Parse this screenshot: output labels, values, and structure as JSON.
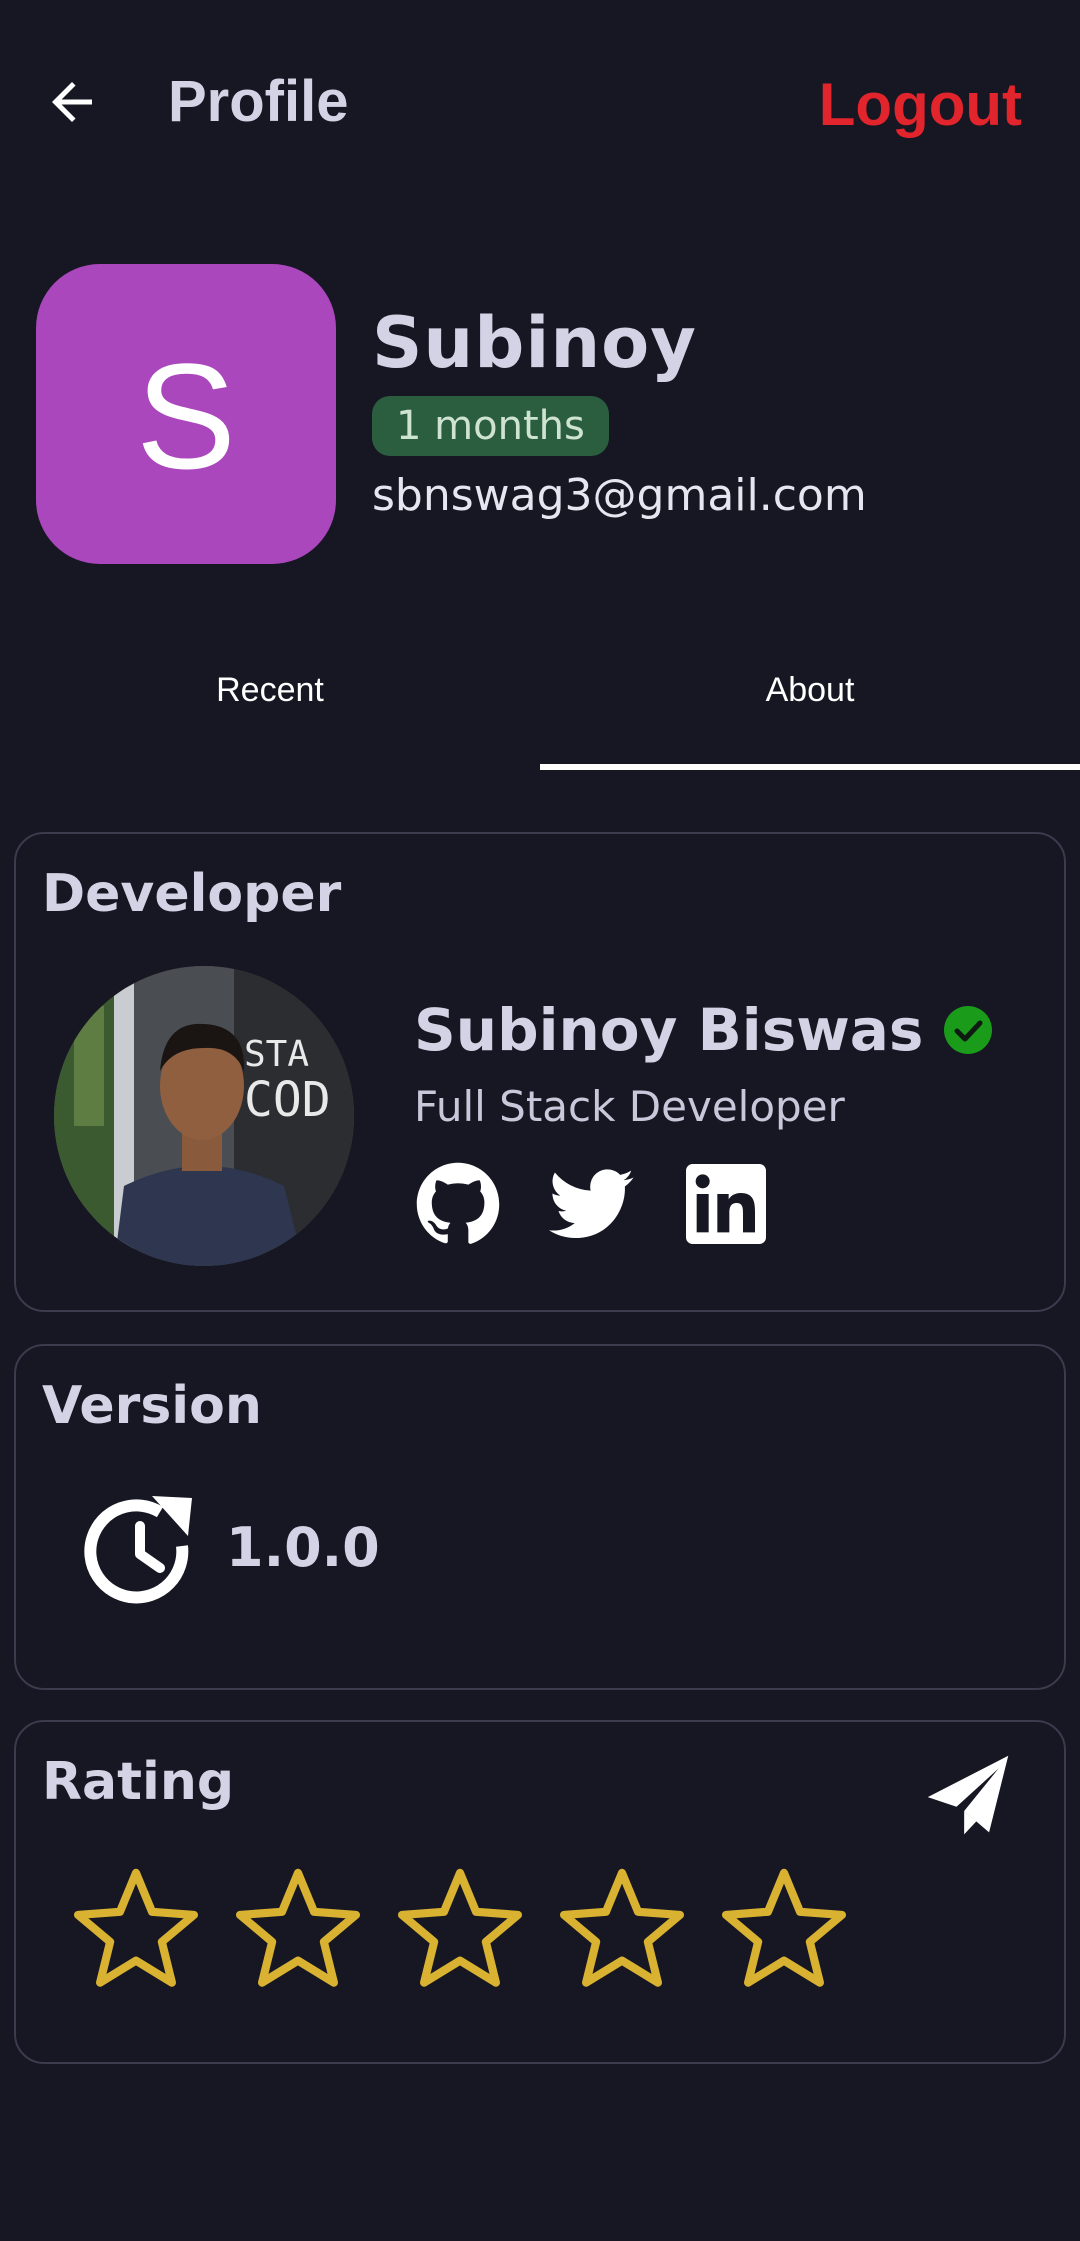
{
  "header": {
    "title": "Profile",
    "logout_label": "Logout",
    "back_icon": "arrow-left-icon"
  },
  "profile": {
    "avatar_letter": "S",
    "avatar_color": "#ab47bc",
    "name": "Subinoy",
    "tenure": "1 months",
    "email": "sbnswag3@gmail.com"
  },
  "tabs": [
    {
      "label": "Recent",
      "active": false
    },
    {
      "label": "About",
      "active": true
    }
  ],
  "developer": {
    "section_title": "Developer",
    "name": "Subinoy Biswas",
    "role": "Full Stack Developer",
    "verified_icon": "verified-check-icon",
    "socials": [
      "github-icon",
      "twitter-icon",
      "linkedin-icon"
    ]
  },
  "version": {
    "section_title": "Version",
    "number": "1.0.0",
    "icon": "update-clock-icon"
  },
  "rating": {
    "section_title": "Rating",
    "value": 0,
    "max": 5,
    "star_color": "#d9b232",
    "send_icon": "send-icon"
  },
  "colors": {
    "background": "#161722",
    "accent_logout": "#e2242c",
    "badge_bg": "#2b5e3f",
    "verified": "#1a9b1a"
  }
}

#####

#### EXERCISE AIM:
Report each line of the material above where the word "verified" appears.

#### ANSWER:
    "verified_icon": "verified-check-icon",
    "verified": "#1a9b1a"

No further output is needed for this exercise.